— BEGIN WORKING DATA —

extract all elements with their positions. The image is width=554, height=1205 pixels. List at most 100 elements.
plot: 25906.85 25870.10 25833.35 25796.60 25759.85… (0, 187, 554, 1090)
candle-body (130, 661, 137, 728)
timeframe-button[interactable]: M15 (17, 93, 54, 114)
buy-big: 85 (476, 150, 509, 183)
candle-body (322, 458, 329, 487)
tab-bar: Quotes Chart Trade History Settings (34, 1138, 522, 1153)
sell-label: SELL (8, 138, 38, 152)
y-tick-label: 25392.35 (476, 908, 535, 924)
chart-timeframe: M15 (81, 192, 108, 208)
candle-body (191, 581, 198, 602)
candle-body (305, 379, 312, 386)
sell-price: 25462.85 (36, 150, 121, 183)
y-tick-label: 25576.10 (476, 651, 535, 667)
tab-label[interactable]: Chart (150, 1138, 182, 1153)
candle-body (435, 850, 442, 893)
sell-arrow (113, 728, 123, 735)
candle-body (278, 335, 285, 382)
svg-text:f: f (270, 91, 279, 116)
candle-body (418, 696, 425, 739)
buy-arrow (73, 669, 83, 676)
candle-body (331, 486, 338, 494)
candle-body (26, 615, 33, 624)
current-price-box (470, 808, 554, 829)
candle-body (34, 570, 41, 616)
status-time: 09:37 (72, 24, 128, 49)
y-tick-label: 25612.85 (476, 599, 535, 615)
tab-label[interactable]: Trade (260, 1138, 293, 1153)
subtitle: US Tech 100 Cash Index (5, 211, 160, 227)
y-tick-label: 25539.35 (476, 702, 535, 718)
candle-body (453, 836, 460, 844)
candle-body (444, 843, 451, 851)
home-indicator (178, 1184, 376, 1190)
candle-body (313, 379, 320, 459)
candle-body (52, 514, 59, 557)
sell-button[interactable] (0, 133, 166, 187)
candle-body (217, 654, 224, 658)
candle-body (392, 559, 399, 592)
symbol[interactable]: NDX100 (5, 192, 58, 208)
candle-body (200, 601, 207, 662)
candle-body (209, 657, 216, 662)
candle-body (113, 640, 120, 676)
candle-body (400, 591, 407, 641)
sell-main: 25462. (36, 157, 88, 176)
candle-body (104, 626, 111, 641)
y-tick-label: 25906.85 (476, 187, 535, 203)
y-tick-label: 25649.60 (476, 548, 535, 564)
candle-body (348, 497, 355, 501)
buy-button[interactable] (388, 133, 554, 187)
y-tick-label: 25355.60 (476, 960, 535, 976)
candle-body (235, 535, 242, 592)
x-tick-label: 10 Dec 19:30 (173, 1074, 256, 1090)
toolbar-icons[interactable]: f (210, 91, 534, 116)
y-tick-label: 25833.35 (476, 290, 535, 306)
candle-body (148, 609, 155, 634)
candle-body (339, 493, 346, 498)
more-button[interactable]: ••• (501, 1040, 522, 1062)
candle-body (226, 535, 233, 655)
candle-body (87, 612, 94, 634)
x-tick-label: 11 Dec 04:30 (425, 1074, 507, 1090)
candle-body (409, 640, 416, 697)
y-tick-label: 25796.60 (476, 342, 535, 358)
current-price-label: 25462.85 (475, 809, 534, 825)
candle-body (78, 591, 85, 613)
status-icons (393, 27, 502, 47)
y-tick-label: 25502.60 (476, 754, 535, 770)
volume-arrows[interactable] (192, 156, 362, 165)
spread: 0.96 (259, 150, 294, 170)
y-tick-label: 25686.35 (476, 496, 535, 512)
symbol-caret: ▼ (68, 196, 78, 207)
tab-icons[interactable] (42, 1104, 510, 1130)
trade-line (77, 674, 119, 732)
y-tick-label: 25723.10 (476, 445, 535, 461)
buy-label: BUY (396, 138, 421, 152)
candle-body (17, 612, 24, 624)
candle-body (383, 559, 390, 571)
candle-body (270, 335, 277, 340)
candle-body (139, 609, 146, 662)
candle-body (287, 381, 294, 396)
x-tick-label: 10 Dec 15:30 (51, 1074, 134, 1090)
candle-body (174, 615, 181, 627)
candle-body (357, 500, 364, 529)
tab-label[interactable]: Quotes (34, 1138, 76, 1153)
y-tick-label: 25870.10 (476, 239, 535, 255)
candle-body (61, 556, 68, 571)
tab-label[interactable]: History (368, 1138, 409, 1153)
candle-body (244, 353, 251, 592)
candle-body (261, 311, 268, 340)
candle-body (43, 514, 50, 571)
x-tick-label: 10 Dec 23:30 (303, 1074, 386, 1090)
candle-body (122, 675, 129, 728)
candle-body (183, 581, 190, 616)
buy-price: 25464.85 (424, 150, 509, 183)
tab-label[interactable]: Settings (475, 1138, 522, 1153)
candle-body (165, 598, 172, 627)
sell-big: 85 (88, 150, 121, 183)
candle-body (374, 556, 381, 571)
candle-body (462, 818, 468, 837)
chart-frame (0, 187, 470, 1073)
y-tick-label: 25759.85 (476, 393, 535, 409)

— END WORKING DATA —

Rewrite the records from the start through the line that contains "buy-big: 85 (476, 150, 509, 183)", replacing "timeframe-button" with "interval-button" and leaving everything else unchanged.

extract all elements with their positions. The image is width=554, height=1205 pixels. List at most 100 elements.
plot: 25906.85 25870.10 25833.35 25796.60 25759.85… (0, 187, 554, 1090)
candle-body (130, 661, 137, 728)
interval-button[interactable]: M15 (17, 93, 54, 114)
buy-big: 85 (476, 150, 509, 183)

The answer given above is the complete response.